• Aim of the exercise
Rewrite the rows from the line with "277, 160, 283]" to the line with "288, 167, 298]", changing "slider-minor-tick" to "slider-small-tick" and leaving everything else the same.

·····

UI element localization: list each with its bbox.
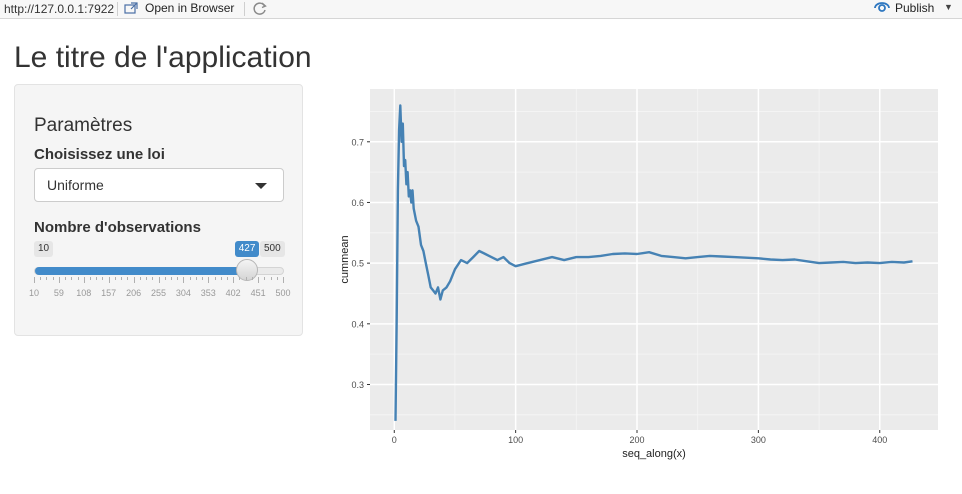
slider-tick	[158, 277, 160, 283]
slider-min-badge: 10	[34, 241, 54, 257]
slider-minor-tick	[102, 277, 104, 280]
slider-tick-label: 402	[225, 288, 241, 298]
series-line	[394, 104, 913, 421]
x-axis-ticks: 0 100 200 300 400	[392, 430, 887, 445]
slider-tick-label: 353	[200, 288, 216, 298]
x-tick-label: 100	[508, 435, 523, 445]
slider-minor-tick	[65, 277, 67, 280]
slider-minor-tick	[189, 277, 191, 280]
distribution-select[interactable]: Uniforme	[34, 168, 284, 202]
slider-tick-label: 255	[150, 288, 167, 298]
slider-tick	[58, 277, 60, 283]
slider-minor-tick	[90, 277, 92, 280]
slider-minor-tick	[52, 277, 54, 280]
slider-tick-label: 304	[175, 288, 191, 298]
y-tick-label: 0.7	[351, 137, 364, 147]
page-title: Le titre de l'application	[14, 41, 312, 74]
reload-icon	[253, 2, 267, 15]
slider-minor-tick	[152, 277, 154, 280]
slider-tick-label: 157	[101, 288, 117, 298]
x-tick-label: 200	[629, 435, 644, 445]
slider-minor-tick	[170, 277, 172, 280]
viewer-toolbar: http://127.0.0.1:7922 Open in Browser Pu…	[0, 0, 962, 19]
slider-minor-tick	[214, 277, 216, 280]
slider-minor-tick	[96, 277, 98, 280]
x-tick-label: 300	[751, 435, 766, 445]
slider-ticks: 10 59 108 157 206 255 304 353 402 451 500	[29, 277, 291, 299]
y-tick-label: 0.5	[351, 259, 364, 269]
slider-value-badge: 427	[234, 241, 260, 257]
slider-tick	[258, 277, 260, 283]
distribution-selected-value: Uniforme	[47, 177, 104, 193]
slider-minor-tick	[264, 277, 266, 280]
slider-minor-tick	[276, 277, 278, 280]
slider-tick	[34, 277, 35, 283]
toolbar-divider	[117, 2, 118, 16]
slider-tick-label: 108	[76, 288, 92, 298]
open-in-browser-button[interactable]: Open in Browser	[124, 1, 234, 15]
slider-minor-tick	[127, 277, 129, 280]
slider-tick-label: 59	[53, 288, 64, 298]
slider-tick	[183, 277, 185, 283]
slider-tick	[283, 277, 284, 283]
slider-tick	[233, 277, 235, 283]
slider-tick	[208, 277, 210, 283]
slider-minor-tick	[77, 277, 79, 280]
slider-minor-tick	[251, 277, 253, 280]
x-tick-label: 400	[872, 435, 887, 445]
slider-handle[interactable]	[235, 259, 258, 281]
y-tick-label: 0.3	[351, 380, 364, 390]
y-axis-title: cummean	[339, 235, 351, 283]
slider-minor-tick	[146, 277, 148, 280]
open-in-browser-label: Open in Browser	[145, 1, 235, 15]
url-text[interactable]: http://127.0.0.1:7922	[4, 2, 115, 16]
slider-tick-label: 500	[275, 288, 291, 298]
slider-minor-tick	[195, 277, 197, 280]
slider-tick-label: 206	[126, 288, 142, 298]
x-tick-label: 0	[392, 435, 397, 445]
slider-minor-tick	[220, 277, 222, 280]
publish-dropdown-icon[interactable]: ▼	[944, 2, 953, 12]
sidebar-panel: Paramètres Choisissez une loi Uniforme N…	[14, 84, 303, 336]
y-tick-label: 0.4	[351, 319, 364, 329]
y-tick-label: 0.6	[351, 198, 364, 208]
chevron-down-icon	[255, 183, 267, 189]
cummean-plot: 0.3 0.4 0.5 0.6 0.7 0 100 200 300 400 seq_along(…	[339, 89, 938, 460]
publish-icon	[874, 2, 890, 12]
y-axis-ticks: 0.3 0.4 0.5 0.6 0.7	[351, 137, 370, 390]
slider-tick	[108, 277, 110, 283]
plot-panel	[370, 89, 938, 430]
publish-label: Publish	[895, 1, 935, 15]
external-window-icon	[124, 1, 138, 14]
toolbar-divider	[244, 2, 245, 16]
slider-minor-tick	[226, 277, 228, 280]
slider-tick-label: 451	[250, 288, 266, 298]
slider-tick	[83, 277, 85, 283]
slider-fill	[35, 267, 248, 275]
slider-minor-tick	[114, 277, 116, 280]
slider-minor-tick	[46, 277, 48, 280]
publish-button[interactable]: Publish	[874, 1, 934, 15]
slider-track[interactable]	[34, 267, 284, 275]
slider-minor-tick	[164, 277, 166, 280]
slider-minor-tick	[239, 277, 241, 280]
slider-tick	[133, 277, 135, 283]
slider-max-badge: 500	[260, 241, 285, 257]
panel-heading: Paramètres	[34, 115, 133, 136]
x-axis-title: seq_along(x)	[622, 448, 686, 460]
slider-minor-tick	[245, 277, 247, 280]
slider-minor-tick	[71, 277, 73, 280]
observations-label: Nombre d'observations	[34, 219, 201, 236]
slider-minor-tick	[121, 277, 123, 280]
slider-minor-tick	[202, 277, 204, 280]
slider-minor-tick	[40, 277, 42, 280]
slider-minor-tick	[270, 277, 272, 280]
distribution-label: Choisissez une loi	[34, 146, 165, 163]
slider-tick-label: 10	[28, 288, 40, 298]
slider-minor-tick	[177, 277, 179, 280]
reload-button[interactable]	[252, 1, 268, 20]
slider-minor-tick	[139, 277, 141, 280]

·····

• Reply to the exercise
slider-tick	[158, 277, 160, 283]
slider-min-badge: 10	[34, 241, 54, 257]
slider-small-tick	[102, 277, 104, 280]
slider-tick-label: 402	[225, 288, 241, 298]
series-line	[394, 104, 913, 421]
x-axis-ticks: 0 100 200 300 400	[392, 430, 887, 445]
slider-tick-label: 353	[200, 288, 216, 298]
x-tick-label: 100	[508, 435, 523, 445]
slider-small-tick	[65, 277, 67, 280]
slider-small-tick	[189, 277, 191, 280]
distribution-select[interactable]: Uniforme	[34, 168, 284, 202]
slider-tick-label: 255	[150, 288, 167, 298]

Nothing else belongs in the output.